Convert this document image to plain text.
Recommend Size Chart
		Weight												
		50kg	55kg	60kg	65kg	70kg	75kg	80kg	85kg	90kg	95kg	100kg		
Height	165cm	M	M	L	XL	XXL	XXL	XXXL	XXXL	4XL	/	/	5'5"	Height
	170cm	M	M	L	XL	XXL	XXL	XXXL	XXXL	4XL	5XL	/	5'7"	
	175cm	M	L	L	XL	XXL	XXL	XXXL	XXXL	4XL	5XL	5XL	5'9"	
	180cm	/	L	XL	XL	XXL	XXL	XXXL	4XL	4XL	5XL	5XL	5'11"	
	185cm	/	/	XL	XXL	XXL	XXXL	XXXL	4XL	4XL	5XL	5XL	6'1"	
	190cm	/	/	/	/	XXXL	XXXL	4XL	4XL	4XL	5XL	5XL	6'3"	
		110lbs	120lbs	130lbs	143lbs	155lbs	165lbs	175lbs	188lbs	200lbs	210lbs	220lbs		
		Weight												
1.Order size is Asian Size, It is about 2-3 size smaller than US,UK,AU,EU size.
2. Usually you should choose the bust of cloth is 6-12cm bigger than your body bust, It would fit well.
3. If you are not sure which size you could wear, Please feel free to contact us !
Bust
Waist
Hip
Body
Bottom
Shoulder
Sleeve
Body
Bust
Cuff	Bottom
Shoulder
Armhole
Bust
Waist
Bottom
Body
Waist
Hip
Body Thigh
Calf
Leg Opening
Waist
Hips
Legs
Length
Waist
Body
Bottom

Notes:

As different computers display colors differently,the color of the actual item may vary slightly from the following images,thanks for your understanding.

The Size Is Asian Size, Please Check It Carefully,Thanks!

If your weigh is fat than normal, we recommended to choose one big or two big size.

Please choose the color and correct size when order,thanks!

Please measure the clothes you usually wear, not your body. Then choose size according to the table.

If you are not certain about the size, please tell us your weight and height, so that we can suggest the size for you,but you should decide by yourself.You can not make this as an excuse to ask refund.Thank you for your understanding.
---
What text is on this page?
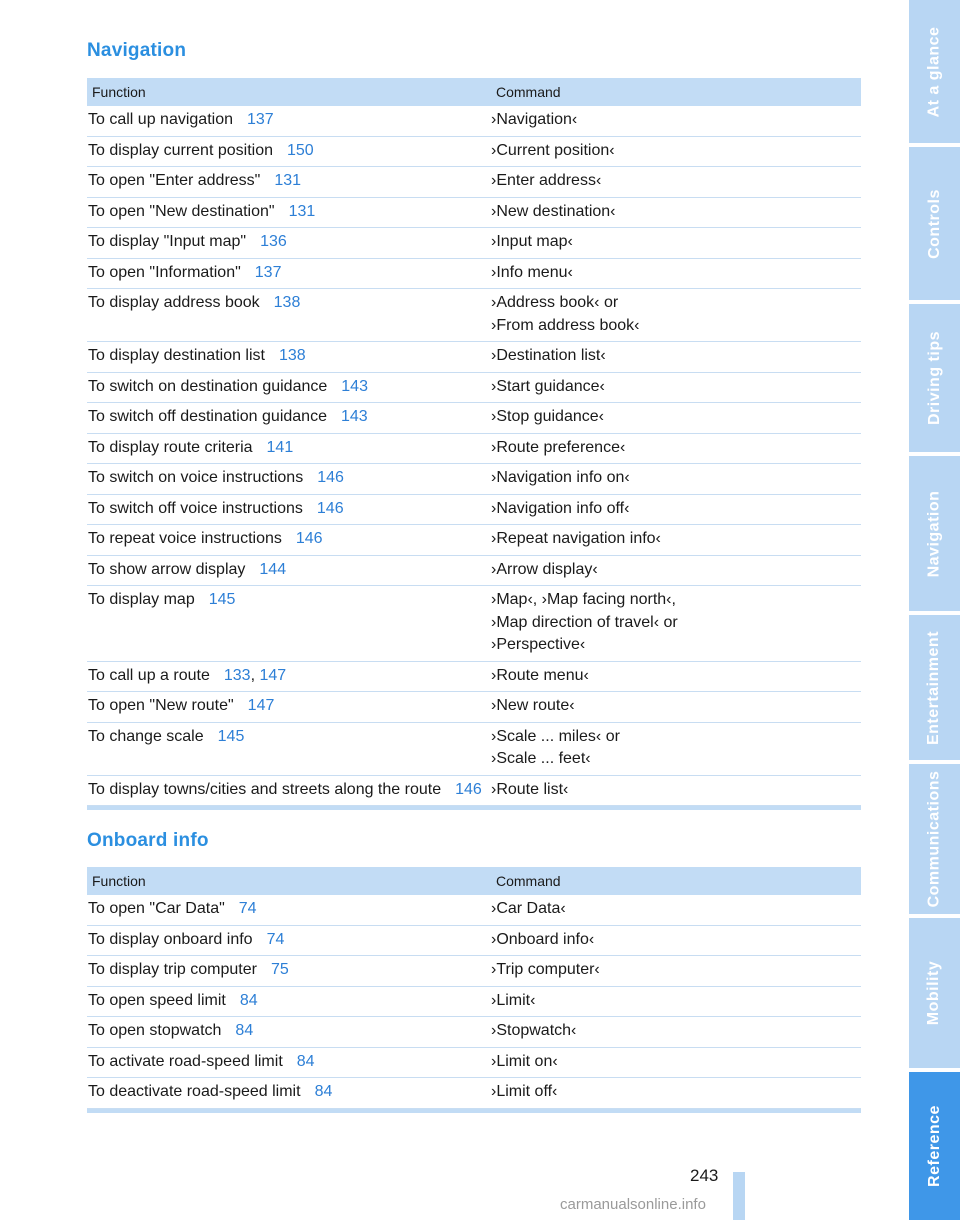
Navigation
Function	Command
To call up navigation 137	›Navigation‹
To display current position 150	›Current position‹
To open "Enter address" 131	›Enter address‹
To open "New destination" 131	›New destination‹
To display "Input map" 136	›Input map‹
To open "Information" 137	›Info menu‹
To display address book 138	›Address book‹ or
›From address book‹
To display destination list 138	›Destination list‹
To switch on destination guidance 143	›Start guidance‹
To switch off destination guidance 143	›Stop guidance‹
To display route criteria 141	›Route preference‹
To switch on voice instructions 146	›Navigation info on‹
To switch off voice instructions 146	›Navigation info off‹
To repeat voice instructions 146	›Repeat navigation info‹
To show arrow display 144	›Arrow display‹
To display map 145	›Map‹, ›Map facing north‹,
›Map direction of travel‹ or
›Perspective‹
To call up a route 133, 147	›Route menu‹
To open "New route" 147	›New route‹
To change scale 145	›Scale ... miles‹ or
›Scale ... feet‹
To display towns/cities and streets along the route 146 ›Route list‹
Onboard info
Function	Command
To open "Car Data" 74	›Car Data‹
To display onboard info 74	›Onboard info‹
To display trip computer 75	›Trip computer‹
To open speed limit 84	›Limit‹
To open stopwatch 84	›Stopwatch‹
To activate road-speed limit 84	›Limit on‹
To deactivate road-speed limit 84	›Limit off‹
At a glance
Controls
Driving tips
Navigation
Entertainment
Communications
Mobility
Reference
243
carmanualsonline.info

Job ▸ Show the lines of the material that contain the word "route".

Answer to the exercise ▸
To display route criteria 141	›Route preference‹
To call up a route 133, 147	›Route menu‹
To open "New route" 147	›New route‹
To display towns/cities and streets along the route 146 ›Route list‹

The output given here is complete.